▸ Source material
# # # #

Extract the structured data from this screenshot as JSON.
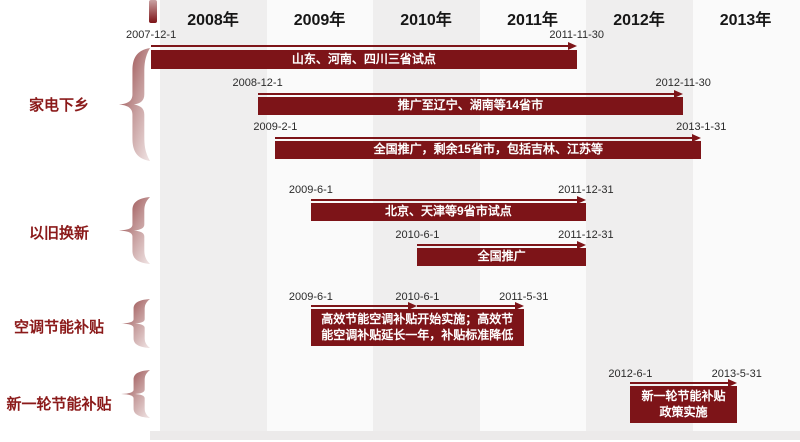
{
  "timeline": {
    "years": [
      "2008年",
      "2009年",
      "2010年",
      "2011年",
      "2012年",
      "2013年"
    ],
    "groups": [
      {
        "label": "家电下乡",
        "bars": [
          {
            "start": "2007-12-1",
            "end": "2011-11-30",
            "label": "山东、河南、四川三省试点"
          },
          {
            "start": "2008-12-1",
            "end": "2012-11-30",
            "label": "推广至辽宁、湖南等14省市"
          },
          {
            "start": "2009-2-1",
            "end": "2013-1-31",
            "label": "全国推广，剩余15省市，包括吉林、江苏等"
          }
        ]
      },
      {
        "label": "以旧换新",
        "bars": [
          {
            "start": "2009-6-1",
            "end": "2011-12-31",
            "label": "北京、天津等9省市试点"
          },
          {
            "start": "2010-6-1",
            "end": "2011-12-31",
            "label": "全国推广"
          }
        ]
      },
      {
        "label": "空调节能补贴",
        "bars": [
          {
            "start": "2009-6-1",
            "mid": "2010-6-1",
            "end": "2011-5-31",
            "label_lines": [
              "高效节能空调补贴开始实施；高效节",
              "能空调补贴延长一年，补贴标准降低"
            ]
          }
        ]
      },
      {
        "label": "新一轮节能补贴",
        "bars": [
          {
            "start": "2012-6-1",
            "end": "2013-5-31",
            "label_lines": [
              "新一轮节能补贴",
              "政策实施"
            ]
          }
        ]
      }
    ]
  },
  "colors": {
    "bar": "#7d1418",
    "arrow": "#7d1418",
    "column_gray": "#efeeee",
    "column_white": "#fafafa",
    "bottom_strip": "#eceaea",
    "group_label": "#8b1a1a",
    "year_label": "#161616",
    "date_label": "#2b2b2b"
  },
  "chart_data": {
    "type": "bar",
    "subtype": "gantt-timeline",
    "title": "",
    "xlabel": "",
    "ylabel": "",
    "x_axis": {
      "unit": "year",
      "ticks": [
        "2008年",
        "2009年",
        "2010年",
        "2011年",
        "2012年",
        "2013年"
      ],
      "range": [
        "2008-1-1",
        "2013-12-31"
      ]
    },
    "grid": "alternating-year-bands",
    "tasks": [
      {
        "group": "家电下乡",
        "start": "2007-12-1",
        "end": "2011-11-30",
        "label": "山东、河南、四川三省试点"
      },
      {
        "group": "家电下乡",
        "start": "2008-12-1",
        "end": "2012-11-30",
        "label": "推广至辽宁、湖南等14省市"
      },
      {
        "group": "家电下乡",
        "start": "2009-2-1",
        "end": "2013-1-31",
        "label": "全国推广，剩余15省市，包括吉林、江苏等"
      },
      {
        "group": "以旧换新",
        "start": "2009-6-1",
        "end": "2011-12-31",
        "label": "北京、天津等9省市试点"
      },
      {
        "group": "以旧换新",
        "start": "2010-6-1",
        "end": "2011-12-31",
        "label": "全国推广"
      },
      {
        "group": "空调节能补贴",
        "start": "2009-6-1",
        "milestone": "2010-6-1",
        "end": "2011-5-31",
        "label": "高效节能空调补贴开始实施；高效节能空调补贴延长一年，补贴标准降低"
      },
      {
        "group": "新一轮节能补贴",
        "start": "2012-6-1",
        "end": "2013-5-31",
        "label": "新一轮节能补贴政策实施"
      }
    ]
  }
}
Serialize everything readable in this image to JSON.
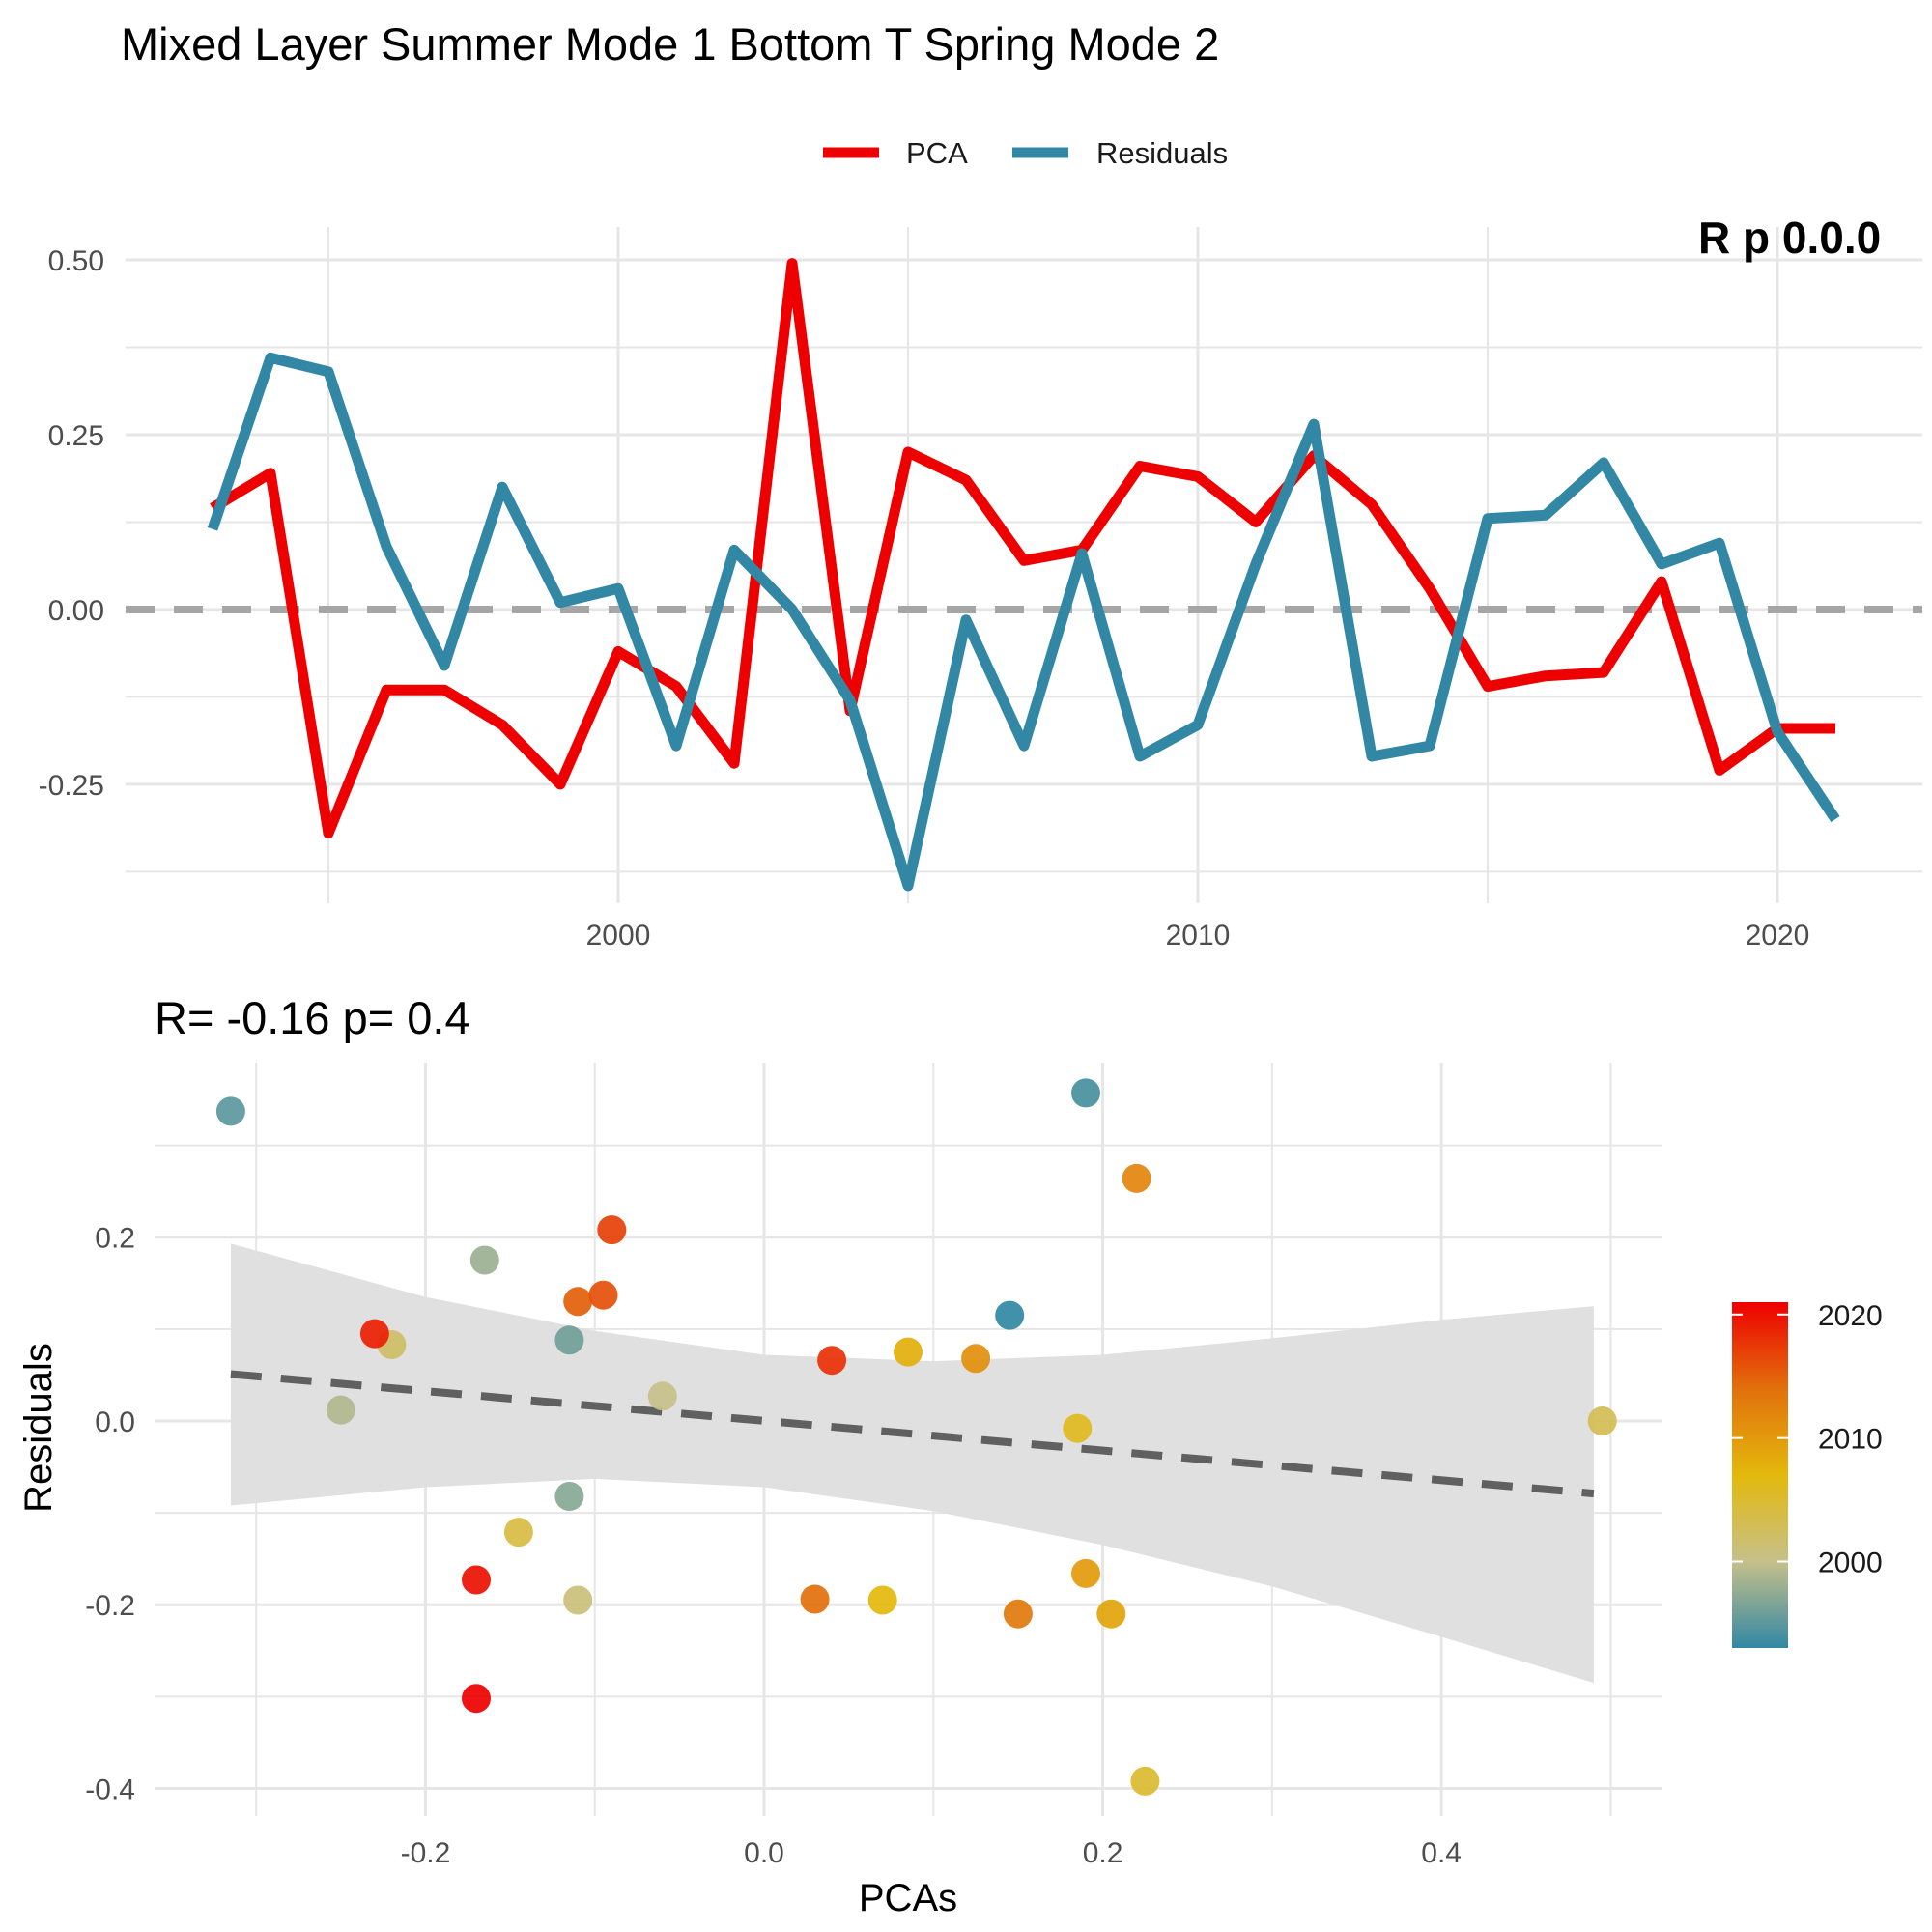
{
  "title": "Mixed Layer Summer Mode 1 Bottom T Spring Mode 2",
  "colors": {
    "pca": "#EE0000",
    "residuals": "#3288A4",
    "zero_line": "#A6A6A6",
    "grid": "#E6E6E6",
    "ribbon": "#E0E0E0",
    "fit_line": "#606060"
  },
  "chart_data": [
    {
      "type": "line",
      "title": "",
      "xlabel": "",
      "ylabel": "",
      "corner_annotation": "R  p  0.0.0",
      "xlim": [
        1991.5,
        2022.5
      ],
      "ylim": [
        -0.42,
        0.54
      ],
      "x_ticks": [
        2000,
        2010,
        2020
      ],
      "y_ticks": [
        -0.25,
        0.0,
        0.25,
        0.5
      ],
      "y_tick_labels": [
        "-0.25",
        "0.00",
        "0.25",
        "0.50"
      ],
      "legend": {
        "position": "top",
        "entries": [
          "PCA",
          "Residuals"
        ]
      },
      "grid": true,
      "zero_line": "dashed",
      "x": [
        1993,
        1994,
        1995,
        1996,
        1997,
        1998,
        1999,
        2000,
        2001,
        2002,
        2003,
        2004,
        2005,
        2006,
        2007,
        2008,
        2009,
        2010,
        2011,
        2012,
        2013,
        2014,
        2015,
        2016,
        2017,
        2018,
        2019,
        2020,
        2021
      ],
      "series": [
        {
          "name": "PCA",
          "values": [
            0.145,
            0.195,
            -0.32,
            -0.115,
            -0.115,
            -0.165,
            -0.25,
            -0.06,
            -0.11,
            -0.22,
            0.495,
            -0.145,
            0.225,
            0.185,
            0.07,
            0.085,
            0.205,
            0.19,
            0.125,
            0.22,
            0.15,
            0.03,
            -0.11,
            -0.095,
            -0.09,
            0.04,
            -0.23,
            -0.17,
            -0.17
          ]
        },
        {
          "name": "Residuals",
          "values": [
            0.115,
            0.36,
            0.34,
            0.09,
            -0.08,
            0.175,
            0.01,
            0.03,
            -0.195,
            0.085,
            0.0,
            -0.13,
            -0.395,
            -0.015,
            -0.195,
            0.08,
            -0.21,
            -0.165,
            0.065,
            0.265,
            -0.21,
            -0.195,
            0.13,
            0.135,
            0.21,
            0.065,
            0.095,
            -0.175,
            -0.3
          ]
        }
      ]
    },
    {
      "type": "scatter",
      "title": "R= -0.16  p= 0.4",
      "xlabel": "PCAs",
      "ylabel": "Residuals",
      "xlim": [
        -0.36,
        0.53
      ],
      "ylim": [
        -0.43,
        0.39
      ],
      "x_ticks": [
        -0.2,
        0.0,
        0.2,
        0.4
      ],
      "x_tick_labels": [
        "-0.2",
        "0.0",
        "0.2",
        "0.4"
      ],
      "y_ticks": [
        -0.4,
        -0.2,
        0.0,
        0.2
      ],
      "y_tick_labels": [
        "-0.4",
        "-0.2",
        "0.0",
        "0.2"
      ],
      "grid": true,
      "fit_line": {
        "x": [
          -0.315,
          0.49
        ],
        "y": [
          0.051,
          -0.079
        ],
        "style": "dashed"
      },
      "confidence_band": {
        "x": [
          -0.315,
          -0.2,
          -0.1,
          0.0,
          0.1,
          0.2,
          0.3,
          0.4,
          0.49
        ],
        "upper": [
          0.193,
          0.135,
          0.098,
          0.072,
          0.065,
          0.072,
          0.09,
          0.11,
          0.125
        ],
        "lower": [
          -0.092,
          -0.072,
          -0.063,
          -0.072,
          -0.098,
          -0.135,
          -0.18,
          -0.235,
          -0.285
        ]
      },
      "colorbar": {
        "label_ticks": [
          2000,
          2010,
          2020
        ],
        "range": [
          1993,
          2021
        ],
        "colors": [
          "#3288A4",
          "#C6C08A",
          "#E3B90C",
          "#E2700C",
          "#EE0000"
        ]
      },
      "points": [
        {
          "x": 0.145,
          "y": 0.115,
          "year": 1993
        },
        {
          "x": 0.19,
          "y": 0.357,
          "year": 1994
        },
        {
          "x": -0.315,
          "y": 0.337,
          "year": 1995
        },
        {
          "x": -0.115,
          "y": 0.088,
          "year": 1996
        },
        {
          "x": -0.115,
          "y": -0.082,
          "year": 1997
        },
        {
          "x": -0.165,
          "y": 0.175,
          "year": 1998
        },
        {
          "x": -0.25,
          "y": 0.012,
          "year": 1999
        },
        {
          "x": -0.06,
          "y": 0.027,
          "year": 2000
        },
        {
          "x": -0.11,
          "y": -0.195,
          "year": 2001
        },
        {
          "x": -0.22,
          "y": 0.083,
          "year": 2002
        },
        {
          "x": 0.495,
          "y": 0.0,
          "year": 2003
        },
        {
          "x": -0.145,
          "y": -0.121,
          "year": 2004
        },
        {
          "x": 0.225,
          "y": -0.392,
          "year": 2005
        },
        {
          "x": 0.185,
          "y": -0.008,
          "year": 2006
        },
        {
          "x": 0.07,
          "y": -0.195,
          "year": 2007
        },
        {
          "x": 0.085,
          "y": 0.075,
          "year": 2008
        },
        {
          "x": 0.205,
          "y": -0.21,
          "year": 2009
        },
        {
          "x": 0.19,
          "y": -0.166,
          "year": 2010
        },
        {
          "x": 0.125,
          "y": 0.068,
          "year": 2011
        },
        {
          "x": 0.22,
          "y": 0.264,
          "year": 2012
        },
        {
          "x": 0.15,
          "y": -0.21,
          "year": 2013
        },
        {
          "x": 0.03,
          "y": -0.194,
          "year": 2014
        },
        {
          "x": -0.11,
          "y": 0.13,
          "year": 2015
        },
        {
          "x": -0.095,
          "y": 0.137,
          "year": 2016
        },
        {
          "x": -0.09,
          "y": 0.208,
          "year": 2017
        },
        {
          "x": 0.04,
          "y": 0.066,
          "year": 2018
        },
        {
          "x": -0.23,
          "y": 0.095,
          "year": 2019
        },
        {
          "x": -0.17,
          "y": -0.173,
          "year": 2020
        },
        {
          "x": -0.17,
          "y": -0.302,
          "year": 2021
        }
      ]
    }
  ]
}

# # # #

▸ Task requirements
From the data above, copy each line that holds "title".

▸ Task result
    "title": "",
  "title": "Mixed Layer Summer Mode 1 Bottom T Spring Mode 2",
      "title": "",
      "title": "R= -0.16  p= 0.4",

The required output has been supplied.